*Work to be completed*:
From the entries below, pull out each line where "anzendemo" appears.

[Collected data entries]
----

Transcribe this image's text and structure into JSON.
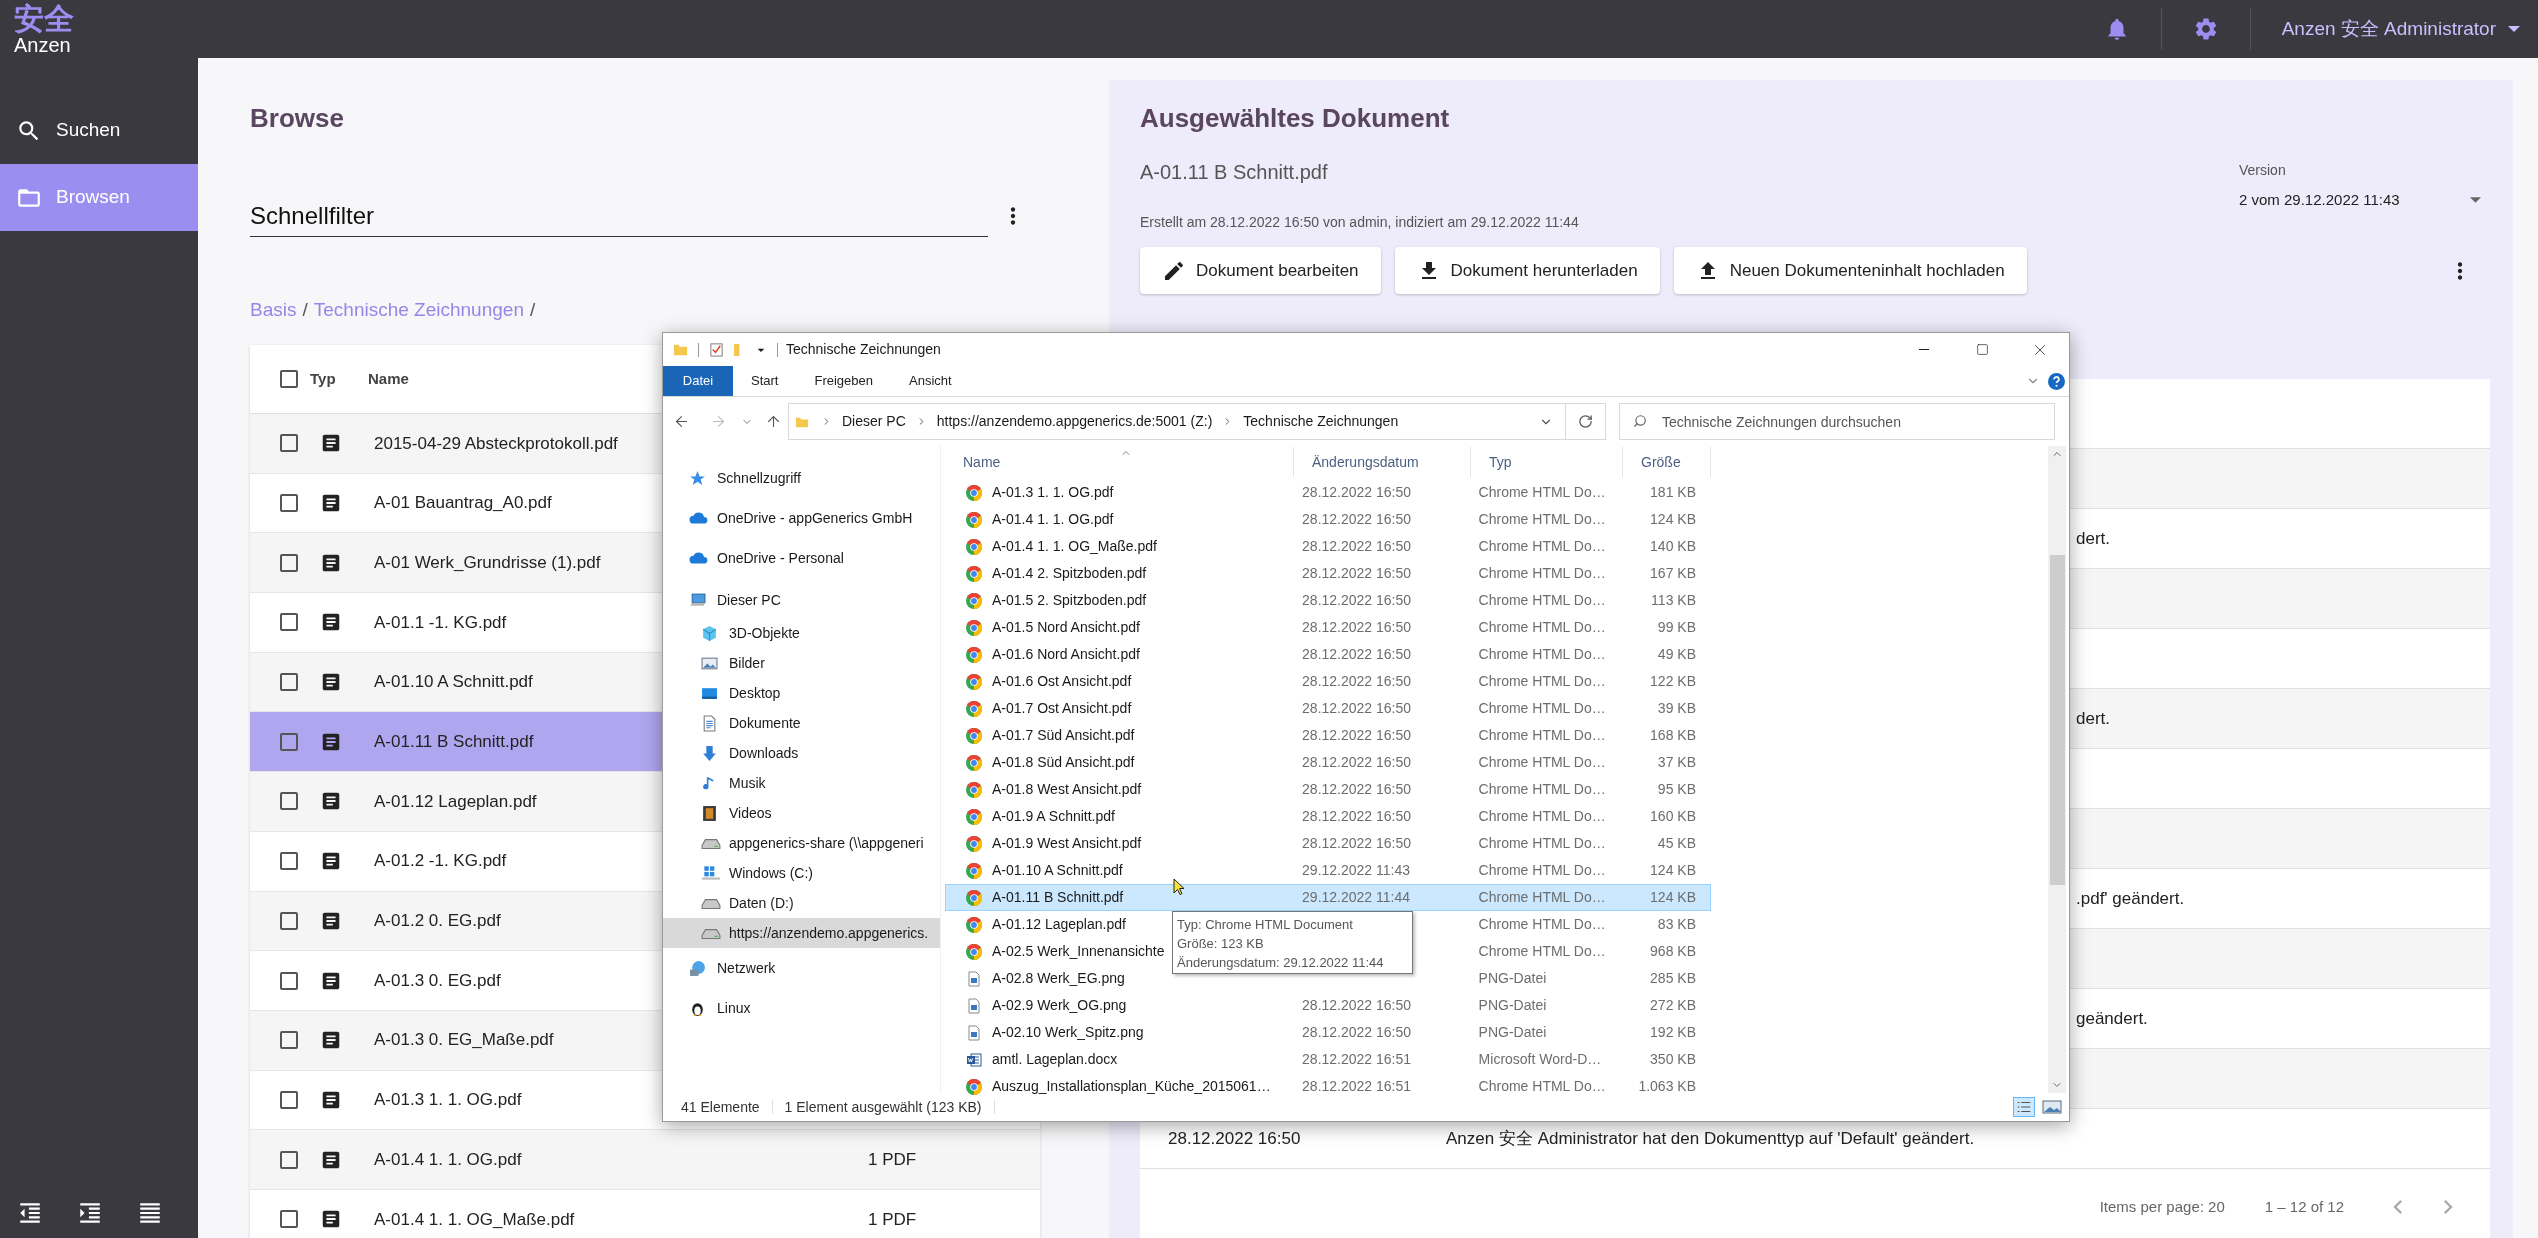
{
  "app_bar": {
    "logo_mark": "安全",
    "logo_text": "Anzen",
    "user_menu": "Anzen 安全 Administrator"
  },
  "sidebar": {
    "items": [
      {
        "label": "Suchen",
        "selected": false
      },
      {
        "label": "Browsen",
        "selected": true
      }
    ]
  },
  "browse": {
    "title": "Browse",
    "quick_filter": {
      "placeholder": "Schnellfilter"
    },
    "breadcrumb": [
      {
        "label": "Basis",
        "link": true
      },
      {
        "label": "/",
        "link": false
      },
      {
        "label": "Technische Zeichnungen",
        "link": true
      },
      {
        "label": "/",
        "link": false
      }
    ],
    "table": {
      "columns": [
        "Typ",
        "Name"
      ],
      "header_checked": false,
      "rows": [
        {
          "name": "2015-04-29 Absteckprotokoll.pdf",
          "checked": false,
          "selected": false
        },
        {
          "name": "A-01 Bauantrag_A0.pdf",
          "checked": false,
          "selected": false
        },
        {
          "name": "A-01 Werk_Grundrisse (1).pdf",
          "checked": false,
          "selected": false
        },
        {
          "name": "A-01.1 -1. KG.pdf",
          "checked": false,
          "selected": false
        },
        {
          "name": "A-01.10 A Schnitt.pdf",
          "checked": false,
          "selected": false
        },
        {
          "name": "A-01.11 B Schnitt.pdf",
          "checked": false,
          "selected": true
        },
        {
          "name": "A-01.12 Lageplan.pdf",
          "checked": false,
          "selected": false
        },
        {
          "name": "A-01.2 -1. KG.pdf",
          "checked": false,
          "selected": false
        },
        {
          "name": "A-01.2 0. EG.pdf",
          "checked": false,
          "selected": false
        },
        {
          "name": "A-01.3 0. EG.pdf",
          "checked": false,
          "selected": false
        },
        {
          "name": "A-01.3 0. EG_Maße.pdf",
          "checked": false,
          "selected": false
        },
        {
          "name": "A-01.3 1. 1. OG.pdf",
          "checked": false,
          "selected": false
        },
        {
          "name": "A-01.4 1. 1. OG.pdf",
          "count": "1 PDF",
          "checked": false,
          "selected": false
        },
        {
          "name": "A-01.4 1. 1. OG_Maße.pdf",
          "count": "1 PDF",
          "checked": false,
          "selected": false
        }
      ]
    }
  },
  "document": {
    "title": "Ausgewähltes Dokument",
    "name": "A-01.11 B Schnitt.pdf",
    "meta": "Erstellt am 28.12.2022 16:50 von admin, indiziert am 29.12.2022 11:44",
    "version": {
      "label": "Version",
      "value": "2 vom 29.12.2022 11:43"
    },
    "actions": [
      {
        "label": "Dokument bearbeiten",
        "kind": "edit"
      },
      {
        "label": "Dokument herunterladen",
        "kind": "download"
      },
      {
        "label": "Neuen Dokumenteninhalt hochladen",
        "kind": "upload"
      }
    ],
    "history": {
      "rows": [
        {
          "kind": "hidden"
        },
        {
          "kind": "partial",
          "text": "dert."
        },
        {
          "kind": "hidden"
        },
        {
          "kind": "hidden"
        },
        {
          "kind": "partial",
          "text": "dert."
        },
        {
          "kind": "hidden"
        },
        {
          "kind": "hidden"
        },
        {
          "kind": "partial",
          "text": ".pdf' geändert."
        },
        {
          "kind": "hidden"
        },
        {
          "kind": "partial",
          "text": "geändert."
        },
        {
          "kind": "hidden"
        },
        {
          "kind": "full",
          "date": "28.12.2022 16:50",
          "text": "Anzen 安全 Administrator hat den Dokumenttyp auf 'Default' geändert."
        }
      ],
      "items_per_page": "Items per page: 20",
      "range": "1 – 12 of 12"
    }
  },
  "explorer": {
    "title": "Technische Zeichnungen",
    "ribbon_tabs": [
      {
        "label": "Datei",
        "selected": true
      },
      {
        "label": "Start",
        "selected": false
      },
      {
        "label": "Freigeben",
        "selected": false
      },
      {
        "label": "Ansicht",
        "selected": false
      }
    ],
    "address": [
      "Dieser PC",
      "https://anzendemo.appgenerics.de:5001 (Z:)",
      "Technische Zeichnungen"
    ],
    "search": {
      "placeholder": "Technische Zeichnungen durchsuchen"
    },
    "nav": [
      {
        "label": "Schnellzugriff",
        "selected": false
      },
      {
        "label": "OneDrive - appGenerics GmbH",
        "selected": false
      },
      {
        "label": "OneDrive - Personal",
        "selected": false
      },
      {
        "label": "Dieser PC",
        "selected": false,
        "children": [
          {
            "label": "3D-Objekte",
            "selected": false
          },
          {
            "label": "Bilder",
            "selected": false
          },
          {
            "label": "Desktop",
            "selected": false
          },
          {
            "label": "Dokumente",
            "selected": false
          },
          {
            "label": "Downloads",
            "selected": false
          },
          {
            "label": "Musik",
            "selected": false
          },
          {
            "label": "Videos",
            "selected": false
          },
          {
            "label": "appgenerics-share (\\\\appgeneri",
            "selected": false
          },
          {
            "label": "Windows (C:)",
            "selected": false
          },
          {
            "label": "Daten (D:)",
            "selected": false
          },
          {
            "label": "https://anzendemo.appgenerics.",
            "selected": true
          }
        ]
      },
      {
        "label": "Netzwerk",
        "selected": false
      },
      {
        "label": "Linux",
        "selected": false
      }
    ],
    "columns": [
      "Name",
      "Änderungsdatum",
      "Typ",
      "Größe"
    ],
    "files": [
      {
        "kind": "chrome",
        "name": "A-01.3 1. 1. OG.pdf",
        "date": "28.12.2022 16:50",
        "type": "Chrome HTML Do…",
        "size": "181 KB",
        "selected": false
      },
      {
        "kind": "chrome",
        "name": "A-01.4 1. 1. OG.pdf",
        "date": "28.12.2022 16:50",
        "type": "Chrome HTML Do…",
        "size": "124 KB",
        "selected": false
      },
      {
        "kind": "chrome",
        "name": "A-01.4 1. 1. OG_Maße.pdf",
        "date": "28.12.2022 16:50",
        "type": "Chrome HTML Do…",
        "size": "140 KB",
        "selected": false
      },
      {
        "kind": "chrome",
        "name": "A-01.4 2. Spitzboden.pdf",
        "date": "28.12.2022 16:50",
        "type": "Chrome HTML Do…",
        "size": "167 KB",
        "selected": false
      },
      {
        "kind": "chrome",
        "name": "A-01.5 2. Spitzboden.pdf",
        "date": "28.12.2022 16:50",
        "type": "Chrome HTML Do…",
        "size": "113 KB",
        "selected": false
      },
      {
        "kind": "chrome",
        "name": "A-01.5 Nord Ansicht.pdf",
        "date": "28.12.2022 16:50",
        "type": "Chrome HTML Do…",
        "size": "99 KB",
        "selected": false
      },
      {
        "kind": "chrome",
        "name": "A-01.6 Nord Ansicht.pdf",
        "date": "28.12.2022 16:50",
        "type": "Chrome HTML Do…",
        "size": "49 KB",
        "selected": false
      },
      {
        "kind": "chrome",
        "name": "A-01.6 Ost Ansicht.pdf",
        "date": "28.12.2022 16:50",
        "type": "Chrome HTML Do…",
        "size": "122 KB",
        "selected": false
      },
      {
        "kind": "chrome",
        "name": "A-01.7 Ost Ansicht.pdf",
        "date": "28.12.2022 16:50",
        "type": "Chrome HTML Do…",
        "size": "39 KB",
        "selected": false
      },
      {
        "kind": "chrome",
        "name": "A-01.7 Süd Ansicht.pdf",
        "date": "28.12.2022 16:50",
        "type": "Chrome HTML Do…",
        "size": "168 KB",
        "selected": false
      },
      {
        "kind": "chrome",
        "name": "A-01.8 Süd Ansicht.pdf",
        "date": "28.12.2022 16:50",
        "type": "Chrome HTML Do…",
        "size": "37 KB",
        "selected": false
      },
      {
        "kind": "chrome",
        "name": "A-01.8 West Ansicht.pdf",
        "date": "28.12.2022 16:50",
        "type": "Chrome HTML Do…",
        "size": "95 KB",
        "selected": false
      },
      {
        "kind": "chrome",
        "name": "A-01.9 A Schnitt.pdf",
        "date": "28.12.2022 16:50",
        "type": "Chrome HTML Do…",
        "size": "160 KB",
        "selected": false
      },
      {
        "kind": "chrome",
        "name": "A-01.9 West Ansicht.pdf",
        "date": "28.12.2022 16:50",
        "type": "Chrome HTML Do…",
        "size": "45 KB",
        "selected": false
      },
      {
        "kind": "chrome",
        "name": "A-01.10 A Schnitt.pdf",
        "date": "29.12.2022 11:43",
        "type": "Chrome HTML Do…",
        "size": "124 KB",
        "selected": false
      },
      {
        "kind": "chrome",
        "name": "A-01.11 B Schnitt.pdf",
        "date": "29.12.2022 11:44",
        "type": "Chrome HTML Do…",
        "size": "124 KB",
        "selected": true
      },
      {
        "kind": "chrome",
        "name": "A-01.12 Lageplan.pdf",
        "type": "Chrome HTML Do…",
        "size": "83 KB",
        "selected": false
      },
      {
        "kind": "chrome",
        "name": "A-02.5 Werk_Innenansichte",
        "type": "Chrome HTML Do…",
        "size": "968 KB",
        "selected": false
      },
      {
        "kind": "image",
        "name": "A-02.8 Werk_EG.png",
        "type": "PNG-Datei",
        "size": "285 KB",
        "selected": false
      },
      {
        "kind": "image",
        "name": "A-02.9 Werk_OG.png",
        "date": "28.12.2022 16:50",
        "type": "PNG-Datei",
        "size": "272 KB",
        "selected": false
      },
      {
        "kind": "image",
        "name": "A-02.10 Werk_Spitz.png",
        "date": "28.12.2022 16:50",
        "type": "PNG-Datei",
        "size": "192 KB",
        "selected": false
      },
      {
        "kind": "word",
        "name": "amtl. Lageplan.docx",
        "date": "28.12.2022 16:51",
        "type": "Microsoft Word-D…",
        "size": "350 KB",
        "selected": false
      },
      {
        "kind": "chrome",
        "name": "Auszug_Installationsplan_Küche_2015061…",
        "date": "28.12.2022 16:51",
        "type": "Chrome HTML Do…",
        "size": "1.063 KB",
        "selected": false
      }
    ],
    "tooltip": [
      "Typ: Chrome HTML Document",
      "Größe: 123 KB",
      "Änderungsdatum: 29.12.2022 11:44"
    ],
    "status": {
      "count": "41 Elemente",
      "selection": "1 Element ausgewählt (123 KB)"
    }
  }
}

----

*Result of the task*:
      "https://anzendemo.appgenerics.de:5001 (Z:)",
            "label": "https://anzendemo.appgenerics.",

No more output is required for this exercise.